▶ Task description
Give the data below again, word for word.
>> start
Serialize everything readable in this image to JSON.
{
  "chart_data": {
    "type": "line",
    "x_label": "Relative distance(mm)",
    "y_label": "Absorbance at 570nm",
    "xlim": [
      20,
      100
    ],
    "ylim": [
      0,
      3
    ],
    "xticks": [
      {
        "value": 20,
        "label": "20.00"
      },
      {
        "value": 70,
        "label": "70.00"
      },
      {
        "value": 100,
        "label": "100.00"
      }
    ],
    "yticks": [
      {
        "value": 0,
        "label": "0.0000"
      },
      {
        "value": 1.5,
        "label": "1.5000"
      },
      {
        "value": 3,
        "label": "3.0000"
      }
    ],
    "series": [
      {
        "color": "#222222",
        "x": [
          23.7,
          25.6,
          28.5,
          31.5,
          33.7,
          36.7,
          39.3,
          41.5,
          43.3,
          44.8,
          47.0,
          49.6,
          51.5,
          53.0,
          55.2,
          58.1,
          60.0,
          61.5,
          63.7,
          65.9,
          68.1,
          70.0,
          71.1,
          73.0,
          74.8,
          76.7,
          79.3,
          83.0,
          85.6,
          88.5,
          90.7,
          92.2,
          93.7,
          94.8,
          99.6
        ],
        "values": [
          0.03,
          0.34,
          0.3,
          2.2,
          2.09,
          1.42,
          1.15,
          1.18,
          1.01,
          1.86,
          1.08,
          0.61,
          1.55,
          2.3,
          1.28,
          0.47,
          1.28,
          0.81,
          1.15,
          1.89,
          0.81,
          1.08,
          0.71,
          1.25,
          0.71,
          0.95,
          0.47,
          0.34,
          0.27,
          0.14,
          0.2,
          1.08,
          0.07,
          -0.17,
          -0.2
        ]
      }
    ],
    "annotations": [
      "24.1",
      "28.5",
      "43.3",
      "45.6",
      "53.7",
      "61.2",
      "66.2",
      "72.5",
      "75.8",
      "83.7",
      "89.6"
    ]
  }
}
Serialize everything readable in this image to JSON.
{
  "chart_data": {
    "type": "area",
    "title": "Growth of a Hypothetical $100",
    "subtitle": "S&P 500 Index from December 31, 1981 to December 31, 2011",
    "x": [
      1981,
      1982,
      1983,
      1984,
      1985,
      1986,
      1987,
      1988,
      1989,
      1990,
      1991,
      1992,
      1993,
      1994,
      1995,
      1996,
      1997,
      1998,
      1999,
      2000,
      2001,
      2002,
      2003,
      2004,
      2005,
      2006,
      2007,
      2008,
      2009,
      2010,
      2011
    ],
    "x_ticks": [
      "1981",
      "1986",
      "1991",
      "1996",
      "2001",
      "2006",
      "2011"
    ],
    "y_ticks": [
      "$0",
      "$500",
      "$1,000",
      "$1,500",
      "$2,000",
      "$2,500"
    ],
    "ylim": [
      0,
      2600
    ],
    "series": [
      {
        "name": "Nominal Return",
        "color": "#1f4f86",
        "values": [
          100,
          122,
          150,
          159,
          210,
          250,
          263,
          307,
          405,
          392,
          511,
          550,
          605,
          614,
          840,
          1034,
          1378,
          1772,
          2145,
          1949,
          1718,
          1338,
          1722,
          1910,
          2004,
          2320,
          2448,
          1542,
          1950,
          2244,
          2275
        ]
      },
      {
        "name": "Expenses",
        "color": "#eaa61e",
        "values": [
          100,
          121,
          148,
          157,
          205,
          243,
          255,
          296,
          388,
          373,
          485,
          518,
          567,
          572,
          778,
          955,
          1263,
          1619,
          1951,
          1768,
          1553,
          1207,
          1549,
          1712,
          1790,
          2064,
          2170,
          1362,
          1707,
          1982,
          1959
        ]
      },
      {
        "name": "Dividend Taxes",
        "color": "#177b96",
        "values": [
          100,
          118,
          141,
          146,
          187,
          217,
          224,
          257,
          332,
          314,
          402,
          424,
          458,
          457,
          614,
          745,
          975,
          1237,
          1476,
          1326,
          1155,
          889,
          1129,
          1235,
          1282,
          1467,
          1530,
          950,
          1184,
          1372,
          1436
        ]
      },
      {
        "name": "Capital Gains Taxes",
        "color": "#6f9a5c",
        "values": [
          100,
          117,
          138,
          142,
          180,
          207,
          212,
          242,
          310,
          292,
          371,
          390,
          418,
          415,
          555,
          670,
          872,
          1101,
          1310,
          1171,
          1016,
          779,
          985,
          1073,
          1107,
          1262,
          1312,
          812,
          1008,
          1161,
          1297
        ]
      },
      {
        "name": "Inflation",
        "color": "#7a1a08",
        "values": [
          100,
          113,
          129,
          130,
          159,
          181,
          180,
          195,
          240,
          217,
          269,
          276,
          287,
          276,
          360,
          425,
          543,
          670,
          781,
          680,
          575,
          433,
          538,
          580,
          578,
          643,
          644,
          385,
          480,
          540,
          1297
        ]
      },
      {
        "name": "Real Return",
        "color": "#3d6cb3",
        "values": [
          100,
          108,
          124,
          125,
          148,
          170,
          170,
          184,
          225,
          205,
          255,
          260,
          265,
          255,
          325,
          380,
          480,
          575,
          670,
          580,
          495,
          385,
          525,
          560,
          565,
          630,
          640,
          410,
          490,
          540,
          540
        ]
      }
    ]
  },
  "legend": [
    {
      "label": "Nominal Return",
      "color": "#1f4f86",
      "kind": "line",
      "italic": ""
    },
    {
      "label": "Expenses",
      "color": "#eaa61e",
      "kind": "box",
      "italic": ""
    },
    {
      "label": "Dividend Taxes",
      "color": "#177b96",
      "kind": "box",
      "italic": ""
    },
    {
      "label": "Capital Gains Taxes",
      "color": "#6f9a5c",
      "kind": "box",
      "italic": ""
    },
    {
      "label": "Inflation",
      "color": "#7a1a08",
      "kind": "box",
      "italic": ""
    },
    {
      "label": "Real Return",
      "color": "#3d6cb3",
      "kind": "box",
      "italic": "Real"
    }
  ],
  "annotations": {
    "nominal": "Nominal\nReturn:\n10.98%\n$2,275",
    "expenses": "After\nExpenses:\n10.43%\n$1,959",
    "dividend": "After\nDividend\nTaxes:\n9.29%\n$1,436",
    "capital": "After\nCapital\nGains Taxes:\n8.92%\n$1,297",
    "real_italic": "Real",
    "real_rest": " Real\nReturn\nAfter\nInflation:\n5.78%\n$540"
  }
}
>> end
▶ Output for this task
Serialize everything readable in this image to JSON.
{
  "chart_data": {
    "type": "line",
    "x_label": "Relative distance(mm)",
    "y_label": "Absorbance at 570nm",
    "xlim": [
      20,
      100
    ],
    "ylim": [
      0,
      3
    ],
    "xticks": [
      {
        "value": 20,
        "label": "20.00"
      },
      {
        "value": 70,
        "label": "70.00"
      },
      {
        "value": 100,
        "label": "100.00"
      }
    ],
    "yticks": [
      {
        "value": 0,
        "label": "0.0000"
      },
      {
        "value": 1.5,
        "label": "1.5000"
      },
      {
        "value": 3,
        "label": "3.0000"
      }
    ],
    "series": [
      {
        "color": "#222222",
        "x": [
          23.7,
          25.6,
          28.5,
          31.5,
          33.7,
          36.7,
          39.3,
          41.5,
          43.3,
          44.8,
          47.0,
          49.6,
          51.5,
          53.0,
          55.2,
          58.1,
          60.0,
          61.5,
          63.7,
          65.9,
          68.1,
          70.0,
          71.1,
          73.0,
          74.8,
          76.7,
          79.3,
          83.0,
          85.6,
          88.5,
          90.7,
          92.2,
          93.7,
          94.8,
          99.6
        ],
        "values": [
          0.03,
          0.34,
          0.3,
          2.2,
          2.09,
          1.42,
          1.15,
          1.18,
          1.01,
          1.86,
          1.08,
          0.61,
          1.55,
          2.3,
          1.28,
          0.47,
          1.28,
          0.81,
          1.15,
          1.89,
          0.81,
          1.08,
          0.71,
          1.25,
          0.71,
          0.95,
          0.47,
          0.34,
          0.27,
          0.14,
          0.2,
          1.08,
          0.07,
          -0.17,
          -0.2
        ]
      }
    ],
    "annotations": [
      "24.1",
      "28.5",
      "43.3",
      "45.6",
      "53.7",
      "61.2",
      "66.2",
      "72.5",
      "75.8",
      "83.7",
      "89.6"
    ]
  }
}
Serialize everything readable in this image to JSON.
{
  "chart_data": {
    "type": "area",
    "title": "Growth of a Hypothetical $100",
    "subtitle": "S&P 500 Index from December 31, 1981 to December 31, 2011",
    "x": [
      1981,
      1982,
      1983,
      1984,
      1985,
      1986,
      1987,
      1988,
      1989,
      1990,
      1991,
      1992,
      1993,
      1994,
      1995,
      1996,
      1997,
      1998,
      1999,
      2000,
      2001,
      2002,
      2003,
      2004,
      2005,
      2006,
      2007,
      2008,
      2009,
      2010,
      2011
    ],
    "x_ticks": [
      "1981",
      "1986",
      "1991",
      "1996",
      "2001",
      "2006",
      "2011"
    ],
    "y_ticks": [
      "$0",
      "$500",
      "$1,000",
      "$1,500",
      "$2,000",
      "$2,500"
    ],
    "ylim": [
      0,
      2600
    ],
    "series": [
      {
        "name": "Nominal Return",
        "color": "#1f4f86",
        "values": [
          100,
          122,
          150,
          159,
          210,
          250,
          263,
          307,
          405,
          392,
          511,
          550,
          605,
          614,
          840,
          1034,
          1378,
          1772,
          2145,
          1949,
          1718,
          1338,
          1722,
          1910,
          2004,
          2320,
          2448,
          1542,
          1950,
          2244,
          2275
        ]
      },
      {
        "name": "Expenses",
        "color": "#eaa61e",
        "values": [
          100,
          121,
          148,
          157,
          205,
          243,
          255,
          296,
          388,
          373,
          485,
          518,
          567,
          572,
          778,
          955,
          1263,
          1619,
          1951,
          1768,
          1553,
          1207,
          1549,
          1712,
          1790,
          2064,
          2170,
          1362,
          1707,
          1982,
          1959
        ]
      },
      {
        "name": "Dividend Taxes",
        "color": "#177b96",
        "values": [
          100,
          118,
          141,
          146,
          187,
          217,
          224,
          257,
          332,
          314,
          402,
          424,
          458,
          457,
          614,
          745,
          975,
          1237,
          1476,
          1326,
          1155,
          889,
          1129,
          1235,
          1282,
          1467,
          1530,
          950,
          1184,
          1372,
          1436
        ]
      },
      {
        "name": "Capital Gains Taxes",
        "color": "#6f9a5c",
        "values": [
          100,
          117,
          138,
          142,
          180,
          207,
          212,
          242,
          310,
          292,
          371,
          390,
          418,
          415,
          555,
          670,
          872,
          1101,
          1310,
          1171,
          1016,
          779,
          985,
          1073,
          1107,
          1262,
          1312,
          812,
          1008,
          1161,
          1297
        ]
      },
      {
        "name": "Inflation",
        "color": "#7a1a08",
        "values": [
          100,
          113,
          129,
          130,
          159,
          181,
          180,
          195,
          240,
          217,
          269,
          276,
          287,
          276,
          360,
          425,
          543,
          670,
          781,
          680,
          575,
          433,
          538,
          580,
          578,
          643,
          644,
          385,
          480,
          540,
          1297
        ]
      },
      {
        "name": "Real Return",
        "color": "#3d6cb3",
        "values": [
          100,
          108,
          124,
          125,
          148,
          170,
          170,
          184,
          225,
          205,
          255,
          260,
          265,
          255,
          325,
          380,
          480,
          575,
          670,
          580,
          495,
          385,
          525,
          560,
          565,
          630,
          640,
          410,
          490,
          540,
          540
        ]
      }
    ]
  },
  "legend": [
    {
      "label": "Nominal Return",
      "color": "#1f4f86",
      "kind": "line",
      "italic": ""
    },
    {
      "label": "Expenses",
      "color": "#eaa61e",
      "kind": "box",
      "italic": ""
    },
    {
      "label": "Dividend Taxes",
      "color": "#177b96",
      "kind": "box",
      "italic": ""
    },
    {
      "label": "Capital Gains Taxes",
      "color": "#6f9a5c",
      "kind": "box",
      "italic": ""
    },
    {
      "label": "Inflation",
      "color": "#7a1a08",
      "kind": "box",
      "italic": ""
    },
    {
      "label": "Real Return",
      "color": "#3d6cb3",
      "kind": "box",
      "italic": "Real"
    }
  ],
  "annotations": {
    "nominal": "Nominal\nReturn:\n10.98%\n$2,275",
    "expenses": "After\nExpenses:\n10.43%\n$1,959",
    "dividend": "After\nDividend\nTaxes:\n9.29%\n$1,436",
    "capital": "After\nCapital\nGains Taxes:\n8.92%\n$1,297",
    "real_italic": "Real",
    "real_rest": " Real\nReturn\nAfter\nInflation:\n5.78%\n$540"
  }
}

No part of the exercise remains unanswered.